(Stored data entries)
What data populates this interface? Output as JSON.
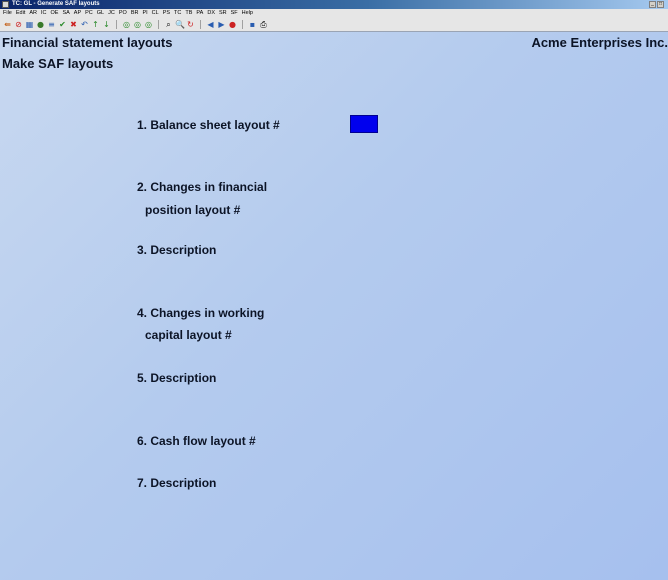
{
  "window": {
    "title": "TC: GL - Generate SAF layouts",
    "minimize_glyph": "_",
    "maximize_glyph": "□"
  },
  "menu": [
    "File",
    "Edit",
    "AR",
    "IC",
    "OE",
    "SA",
    "AP",
    "PC",
    "GL",
    "JC",
    "PO",
    "BR",
    "PI",
    "CL",
    "PS",
    "TC",
    "TB",
    "PA",
    "DX",
    "SR",
    "SF",
    "Help"
  ],
  "toolbar": {
    "icons": [
      {
        "name": "exit-icon",
        "glyph": "⇚",
        "color": "#c05000"
      },
      {
        "name": "stop-icon",
        "glyph": "⊘",
        "color": "#cc2222"
      },
      {
        "name": "calculator-icon",
        "glyph": "▦",
        "color": "#2a5db0"
      },
      {
        "name": "color-icon",
        "glyph": "●",
        "color": "#3a7a2a"
      },
      {
        "name": "list-icon",
        "glyph": "≡",
        "color": "#2a5db0"
      },
      {
        "name": "accept-icon",
        "glyph": "✔",
        "color": "#2a8a2a"
      },
      {
        "name": "cancel-icon",
        "glyph": "✖",
        "color": "#cc2222"
      },
      {
        "name": "undo-icon",
        "glyph": "↶",
        "color": "#2a5db0"
      },
      {
        "name": "up-icon",
        "glyph": "↑",
        "color": "#2a8a2a"
      },
      {
        "name": "down-icon",
        "glyph": "↓",
        "color": "#2a8a2a"
      },
      {
        "name": "sep"
      },
      {
        "name": "refresh-icon",
        "glyph": "◎",
        "color": "#2a8a2a"
      },
      {
        "name": "clear-icon",
        "glyph": "◎",
        "color": "#2a8a2a"
      },
      {
        "name": "settings-icon",
        "glyph": "◎",
        "color": "#2a8a2a"
      },
      {
        "name": "sep"
      },
      {
        "name": "find-icon",
        "glyph": "⌕",
        "color": "#000000"
      },
      {
        "name": "zoom-icon",
        "glyph": "🔍",
        "color": "#000000"
      },
      {
        "name": "reload-icon",
        "glyph": "↻",
        "color": "#cc2222"
      },
      {
        "name": "sep"
      },
      {
        "name": "previous-icon",
        "glyph": "◀",
        "color": "#2a5db0"
      },
      {
        "name": "next-icon",
        "glyph": "▶",
        "color": "#2a5db0"
      },
      {
        "name": "record-icon",
        "glyph": "●",
        "color": "#cc2222"
      },
      {
        "name": "sep"
      },
      {
        "name": "save-icon",
        "glyph": "▪",
        "color": "#2a5db0"
      },
      {
        "name": "print-icon",
        "glyph": "⎙",
        "color": "#000000"
      }
    ]
  },
  "header": {
    "screen_title": "Financial statement layouts",
    "company": "Acme Enterprises Inc.",
    "subtitle": "Make SAF layouts"
  },
  "fields": {
    "f1": "1. Balance sheet layout #",
    "f2a": "2. Changes in financial",
    "f2b": "position layout #",
    "f3": "3. Description",
    "f4a": "4. Changes in working",
    "f4b": "capital layout #",
    "f5": "5. Description",
    "f6": "6. Cash flow layout #",
    "f7": "7. Description"
  },
  "colors": {
    "input_highlight": "#0000ee"
  }
}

◆ **AIM OF THE TASK**
The records above must be printed exactly; the pictures stay out.

◆ **RESULT OF THIS EXERCISE**
What data populates this interface? Output as JSON.
{
  "window": {
    "title": "TC: GL - Generate SAF layouts",
    "minimize_glyph": "_",
    "maximize_glyph": "□"
  },
  "menu": [
    "File",
    "Edit",
    "AR",
    "IC",
    "OE",
    "SA",
    "AP",
    "PC",
    "GL",
    "JC",
    "PO",
    "BR",
    "PI",
    "CL",
    "PS",
    "TC",
    "TB",
    "PA",
    "DX",
    "SR",
    "SF",
    "Help"
  ],
  "toolbar": {
    "icons": [
      {
        "name": "exit-icon",
        "glyph": "⇚",
        "color": "#c05000"
      },
      {
        "name": "stop-icon",
        "glyph": "⊘",
        "color": "#cc2222"
      },
      {
        "name": "calculator-icon",
        "glyph": "▦",
        "color": "#2a5db0"
      },
      {
        "name": "color-icon",
        "glyph": "●",
        "color": "#3a7a2a"
      },
      {
        "name": "list-icon",
        "glyph": "≡",
        "color": "#2a5db0"
      },
      {
        "name": "accept-icon",
        "glyph": "✔",
        "color": "#2a8a2a"
      },
      {
        "name": "cancel-icon",
        "glyph": "✖",
        "color": "#cc2222"
      },
      {
        "name": "undo-icon",
        "glyph": "↶",
        "color": "#2a5db0"
      },
      {
        "name": "up-icon",
        "glyph": "↑",
        "color": "#2a8a2a"
      },
      {
        "name": "down-icon",
        "glyph": "↓",
        "color": "#2a8a2a"
      },
      {
        "name": "sep"
      },
      {
        "name": "refresh-icon",
        "glyph": "◎",
        "color": "#2a8a2a"
      },
      {
        "name": "clear-icon",
        "glyph": "◎",
        "color": "#2a8a2a"
      },
      {
        "name": "settings-icon",
        "glyph": "◎",
        "color": "#2a8a2a"
      },
      {
        "name": "sep"
      },
      {
        "name": "find-icon",
        "glyph": "⌕",
        "color": "#000000"
      },
      {
        "name": "zoom-icon",
        "glyph": "🔍",
        "color": "#000000"
      },
      {
        "name": "reload-icon",
        "glyph": "↻",
        "color": "#cc2222"
      },
      {
        "name": "sep"
      },
      {
        "name": "previous-icon",
        "glyph": "◀",
        "color": "#2a5db0"
      },
      {
        "name": "next-icon",
        "glyph": "▶",
        "color": "#2a5db0"
      },
      {
        "name": "record-icon",
        "glyph": "●",
        "color": "#cc2222"
      },
      {
        "name": "sep"
      },
      {
        "name": "save-icon",
        "glyph": "▪",
        "color": "#2a5db0"
      },
      {
        "name": "print-icon",
        "glyph": "⎙",
        "color": "#000000"
      }
    ]
  },
  "header": {
    "screen_title": "Financial statement layouts",
    "company": "Acme Enterprises Inc.",
    "subtitle": "Make SAF layouts"
  },
  "fields": {
    "f1": "1. Balance sheet layout #",
    "f2a": "2. Changes in financial",
    "f2b": "position layout #",
    "f3": "3. Description",
    "f4a": "4. Changes in working",
    "f4b": "capital layout #",
    "f5": "5. Description",
    "f6": "6. Cash flow layout #",
    "f7": "7. Description"
  },
  "colors": {
    "input_highlight": "#0000ee"
  }
}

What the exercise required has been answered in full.